What to produce:
Below you will find a set of lines. Repeat them all exactly.

Given data:
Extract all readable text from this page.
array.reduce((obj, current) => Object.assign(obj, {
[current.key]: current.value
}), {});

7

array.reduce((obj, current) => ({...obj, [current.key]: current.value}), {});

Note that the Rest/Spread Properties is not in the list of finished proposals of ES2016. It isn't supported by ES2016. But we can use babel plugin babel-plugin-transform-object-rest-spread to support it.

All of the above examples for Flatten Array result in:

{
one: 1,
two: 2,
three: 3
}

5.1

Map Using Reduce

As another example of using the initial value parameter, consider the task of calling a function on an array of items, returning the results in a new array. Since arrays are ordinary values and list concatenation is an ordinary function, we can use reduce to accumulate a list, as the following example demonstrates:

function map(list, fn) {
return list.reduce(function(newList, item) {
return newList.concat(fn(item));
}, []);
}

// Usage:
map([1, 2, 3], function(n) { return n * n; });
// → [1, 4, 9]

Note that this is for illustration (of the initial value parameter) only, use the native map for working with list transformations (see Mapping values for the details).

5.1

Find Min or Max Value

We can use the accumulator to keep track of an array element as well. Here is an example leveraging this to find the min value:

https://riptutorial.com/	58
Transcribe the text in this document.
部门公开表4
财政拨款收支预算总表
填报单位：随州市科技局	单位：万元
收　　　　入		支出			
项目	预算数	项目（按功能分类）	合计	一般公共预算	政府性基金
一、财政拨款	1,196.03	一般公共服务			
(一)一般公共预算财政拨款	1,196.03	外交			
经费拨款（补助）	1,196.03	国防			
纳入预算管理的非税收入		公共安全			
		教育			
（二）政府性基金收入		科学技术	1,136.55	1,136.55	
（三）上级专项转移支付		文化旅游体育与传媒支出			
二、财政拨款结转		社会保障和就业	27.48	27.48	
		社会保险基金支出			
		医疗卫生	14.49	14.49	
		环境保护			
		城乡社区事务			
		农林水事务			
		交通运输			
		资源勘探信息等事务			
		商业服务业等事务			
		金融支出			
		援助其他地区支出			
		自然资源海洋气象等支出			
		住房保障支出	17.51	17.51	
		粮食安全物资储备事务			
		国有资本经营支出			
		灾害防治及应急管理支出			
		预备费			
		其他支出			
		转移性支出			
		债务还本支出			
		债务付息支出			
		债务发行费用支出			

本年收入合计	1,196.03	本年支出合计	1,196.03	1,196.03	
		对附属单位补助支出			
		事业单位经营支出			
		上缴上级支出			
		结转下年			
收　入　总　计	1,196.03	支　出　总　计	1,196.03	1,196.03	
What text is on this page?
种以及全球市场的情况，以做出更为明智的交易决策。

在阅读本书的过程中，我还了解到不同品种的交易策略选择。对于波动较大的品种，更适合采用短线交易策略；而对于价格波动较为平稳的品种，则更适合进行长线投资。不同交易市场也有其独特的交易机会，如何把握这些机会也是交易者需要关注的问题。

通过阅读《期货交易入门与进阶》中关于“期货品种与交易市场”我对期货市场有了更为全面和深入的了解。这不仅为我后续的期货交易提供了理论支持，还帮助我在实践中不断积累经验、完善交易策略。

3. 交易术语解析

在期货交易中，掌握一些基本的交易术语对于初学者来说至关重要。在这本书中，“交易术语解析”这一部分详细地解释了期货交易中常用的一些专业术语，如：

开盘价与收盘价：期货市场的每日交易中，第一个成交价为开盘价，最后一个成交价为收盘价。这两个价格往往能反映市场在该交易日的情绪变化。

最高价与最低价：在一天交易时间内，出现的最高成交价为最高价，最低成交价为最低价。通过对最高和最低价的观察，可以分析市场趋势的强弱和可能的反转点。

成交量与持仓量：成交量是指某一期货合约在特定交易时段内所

Written response:
Extract all readable text from this page.
array.reduce((obj, current) => Object.assign(obj, {
[current.key]: current.value
}), {});

7

array.reduce((obj, current) => ({...obj, [current.key]: current.value}), {});

Note that the Rest/Spread Properties is not in the list of finished proposals of ES2016. It isn't supported by ES2016. But we can use babel plugin babel-plugin-transform-object-rest-spread to support it.

All of the above examples for Flatten Array result in:

{
one: 1,
two: 2,
three: 3
}

5.1

Map Using Reduce

As another example of using the initial value parameter, consider the task of calling a function on an array of items, returning the results in a new array. Since arrays are ordinary values and list concatenation is an ordinary function, we can use reduce to accumulate a list, as the following example demonstrates:

function map(list, fn) {
return list.reduce(function(newList, item) {
return newList.concat(fn(item));
}, []);
}

// Usage:
map([1, 2, 3], function(n) { return n * n; });
// → [1, 4, 9]

Note that this is for illustration (of the initial value parameter) only, use the native map for working with list transformations (see Mapping values for the details).

5.1

Find Min or Max Value

We can use the accumulator to keep track of an array element as well. Here is an example leveraging this to find the min value:

https://riptutorial.com/	58
Transcribe the text in this document.
部门公开表4
财政拨款收支预算总表
填报单位：随州市科技局	单位：万元
收　　　　入		支出			
项目	预算数	项目（按功能分类）	合计	一般公共预算	政府性基金
一、财政拨款	1,196.03	一般公共服务			
(一)一般公共预算财政拨款	1,196.03	外交			
经费拨款（补助）	1,196.03	国防			
纳入预算管理的非税收入		公共安全			
		教育			
（二）政府性基金收入		科学技术	1,136.55	1,136.55	
（三）上级专项转移支付		文化旅游体育与传媒支出			
二、财政拨款结转		社会保障和就业	27.48	27.48	
		社会保险基金支出			
		医疗卫生	14.49	14.49	
		环境保护			
		城乡社区事务			
		农林水事务			
		交通运输			
		资源勘探信息等事务			
		商业服务业等事务			
		金融支出			
		援助其他地区支出			
		自然资源海洋气象等支出			
		住房保障支出	17.51	17.51	
		粮食安全物资储备事务			
		国有资本经营支出			
		灾害防治及应急管理支出			
		预备费			
		其他支出			
		转移性支出			
		债务还本支出			
		债务付息支出			
		债务发行费用支出			

本年收入合计	1,196.03	本年支出合计	1,196.03	1,196.03	
		对附属单位补助支出			
		事业单位经营支出			
		上缴上级支出			
		结转下年			
收　入　总　计	1,196.03	支　出　总　计	1,196.03	1,196.03	
What text is on this page?
种以及全球市场的情况，以做出更为明智的交易决策。

在阅读本书的过程中，我还了解到不同品种的交易策略选择。对于波动较大的品种，更适合采用短线交易策略；而对于价格波动较为平稳的品种，则更适合进行长线投资。不同交易市场也有其独特的交易机会，如何把握这些机会也是交易者需要关注的问题。

通过阅读《期货交易入门与进阶》中关于“期货品种与交易市场”我对期货市场有了更为全面和深入的了解。这不仅为我后续的期货交易提供了理论支持，还帮助我在实践中不断积累经验、完善交易策略。

3. 交易术语解析

在期货交易中，掌握一些基本的交易术语对于初学者来说至关重要。在这本书中，“交易术语解析”这一部分详细地解释了期货交易中常用的一些专业术语，如：

开盘价与收盘价：期货市场的每日交易中，第一个成交价为开盘价，最后一个成交价为收盘价。这两个价格往往能反映市场在该交易日的情绪变化。

最高价与最低价：在一天交易时间内，出现的最高成交价为最高价，最低成交价为最低价。通过对最高和最低价的观察，可以分析市场趋势的强弱和可能的反转点。

成交量与持仓量：成交量是指某一期货合约在特定交易时段内所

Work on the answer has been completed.